**Written problem**
Identify and reproduce every line holding the string "Nano".

[BEGIN]

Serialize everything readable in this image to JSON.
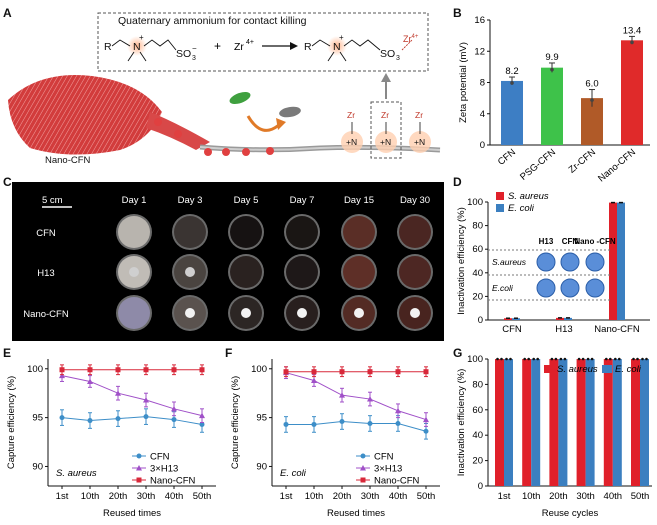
{
  "panel_labels": {
    "A": "A",
    "B": "B",
    "C": "C",
    "D": "D",
    "E": "E",
    "F": "F",
    "G": "G"
  },
  "panelA": {
    "box_title": "Quaternary ammonium for contact killing",
    "reaction": {
      "R": "R",
      "N": "N",
      "plus": "+",
      "SO3": "SO",
      "sub3": "3",
      "minus": "−",
      "reagent": "Zr",
      "reagent_charge": "4+"
    },
    "zr_labels": [
      "Zr",
      "Zr",
      "Zr"
    ],
    "n_labels": [
      "+N",
      "+N",
      "+N"
    ],
    "fiber_label": "Nano-CFN"
  },
  "panelC": {
    "scale": "5 cm",
    "days": [
      "Day 1",
      "Day 3",
      "Day 5",
      "Day 7",
      "Day 15",
      "Day 30"
    ],
    "rows": [
      "CFN",
      "H13",
      "Nano-CFN"
    ],
    "dish_colors": [
      [
        "#b8b4ae",
        "#3a3432",
        "#161212",
        "#1a1614",
        "#5a2e26",
        "#4a2622"
      ],
      [
        "#c0bcb6",
        "#4a4440",
        "#2a2220",
        "#1e1818",
        "#5e2f27",
        "#4d2723"
      ],
      [
        "#8e8aa8",
        "#5a524e",
        "#2c2624",
        "#281f1e",
        "#532b24",
        "#48241f"
      ]
    ]
  },
  "chart_data": [
    {
      "panel": "B",
      "type": "bar",
      "categories": [
        "CFN",
        "PSG-CFN",
        "Zr-CFN",
        "Nano-CFN"
      ],
      "values": [
        8.2,
        9.9,
        6.0,
        13.4
      ],
      "errors": [
        0.5,
        0.6,
        1.1,
        0.5
      ],
      "value_labels": [
        "8.2",
        "9.9",
        "6.0",
        "13.4"
      ],
      "colors": [
        "#3d7ec4",
        "#3ec24a",
        "#b05a28",
        "#e02a2a"
      ],
      "ylabel": "Zeta potential (mV)",
      "ylim": [
        0,
        16
      ],
      "yticks": [
        "0",
        "4",
        "8",
        "12",
        "16"
      ]
    },
    {
      "panel": "D",
      "type": "bar",
      "categories": [
        "CFN",
        "H13",
        "Nano-CFN"
      ],
      "series": [
        {
          "name": "S. aureus",
          "color": "#e0202a",
          "values": [
            1.5,
            1.8,
            99.5
          ]
        },
        {
          "name": "E. coli",
          "color": "#3b7fc0",
          "values": [
            1.5,
            1.8,
            99.5
          ]
        }
      ],
      "ylabel": "Inactivation efficiency (%)",
      "ylim": [
        0,
        100
      ],
      "yticks": [
        "0",
        "20",
        "40",
        "60",
        "80",
        "100"
      ],
      "inset": {
        "columns": [
          "H13",
          "CFN",
          "Nano\n-CFN"
        ],
        "rows": [
          "S.aureus",
          "E.coli"
        ]
      }
    },
    {
      "panel": "E",
      "type": "line",
      "annotation": "S. aureus",
      "categories": [
        "1st",
        "10th",
        "20th",
        "30th",
        "40th",
        "50th"
      ],
      "xlabel": "Reused times",
      "ylabel": "Capture efficiency (%)",
      "ylim": [
        88,
        101
      ],
      "yticks": [
        "90",
        "95",
        "100"
      ],
      "series": [
        {
          "name": "CFN",
          "color": "#3d8ec8",
          "marker": "circle",
          "values": [
            95.0,
            94.7,
            94.9,
            95.1,
            94.8,
            94.3
          ],
          "errors": [
            0.8,
            0.8,
            0.8,
            0.8,
            0.8,
            0.8
          ]
        },
        {
          "name": "3×H13",
          "color": "#a050c8",
          "marker": "triangle",
          "values": [
            99.3,
            98.7,
            97.5,
            96.8,
            95.9,
            95.2
          ],
          "errors": [
            0.6,
            0.6,
            0.7,
            0.7,
            0.7,
            0.7
          ]
        },
        {
          "name": "Nano-CFN",
          "color": "#d8283a",
          "marker": "square",
          "values": [
            99.9,
            99.9,
            99.9,
            99.9,
            99.9,
            99.9
          ],
          "errors": [
            0.5,
            0.5,
            0.5,
            0.5,
            0.5,
            0.5
          ]
        }
      ]
    },
    {
      "panel": "F",
      "type": "line",
      "annotation": "E. coli",
      "categories": [
        "1st",
        "10th",
        "20th",
        "30th",
        "40th",
        "50th"
      ],
      "xlabel": "Reused times",
      "ylabel": "Capture efficiency (%)",
      "ylim": [
        88,
        101
      ],
      "yticks": [
        "90",
        "95",
        "100"
      ],
      "series": [
        {
          "name": "CFN",
          "color": "#3d8ec8",
          "marker": "circle",
          "values": [
            94.3,
            94.3,
            94.6,
            94.4,
            94.4,
            93.6
          ],
          "errors": [
            0.8,
            0.8,
            0.8,
            0.8,
            0.8,
            0.8
          ]
        },
        {
          "name": "3×H13",
          "color": "#a050c8",
          "marker": "triangle",
          "values": [
            99.6,
            98.8,
            97.3,
            96.9,
            95.7,
            94.8
          ],
          "errors": [
            0.6,
            0.6,
            0.7,
            0.7,
            0.7,
            0.7
          ]
        },
        {
          "name": "Nano-CFN",
          "color": "#d8283a",
          "marker": "square",
          "values": [
            99.7,
            99.7,
            99.7,
            99.7,
            99.7,
            99.7
          ],
          "errors": [
            0.5,
            0.5,
            0.5,
            0.5,
            0.5,
            0.5
          ]
        }
      ]
    },
    {
      "panel": "G",
      "type": "bar",
      "categories": [
        "1st",
        "10th",
        "20th",
        "30th",
        "40th",
        "50th"
      ],
      "xlabel": "Reuse cycles",
      "ylabel": "Inactivation efficiency (%)",
      "ylim": [
        0,
        100
      ],
      "yticks": [
        "0",
        "20",
        "40",
        "60",
        "80",
        "100"
      ],
      "series": [
        {
          "name": "S. aureus",
          "color": "#e0202a",
          "values": [
            100,
            100,
            100,
            100,
            100,
            100
          ]
        },
        {
          "name": "E. coli",
          "color": "#3b7fc0",
          "values": [
            100,
            100,
            100,
            100,
            100,
            100
          ]
        }
      ]
    }
  ]
}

[END]

**Expected answer**
    "fiber_label": "Nano-CFN"
      "Nano-CFN"
        "Nano-CFN"
        "Nano-CFN"
          "Nano\n-CFN"
          "name": "Nano-CFN",
          "name": "Nano-CFN",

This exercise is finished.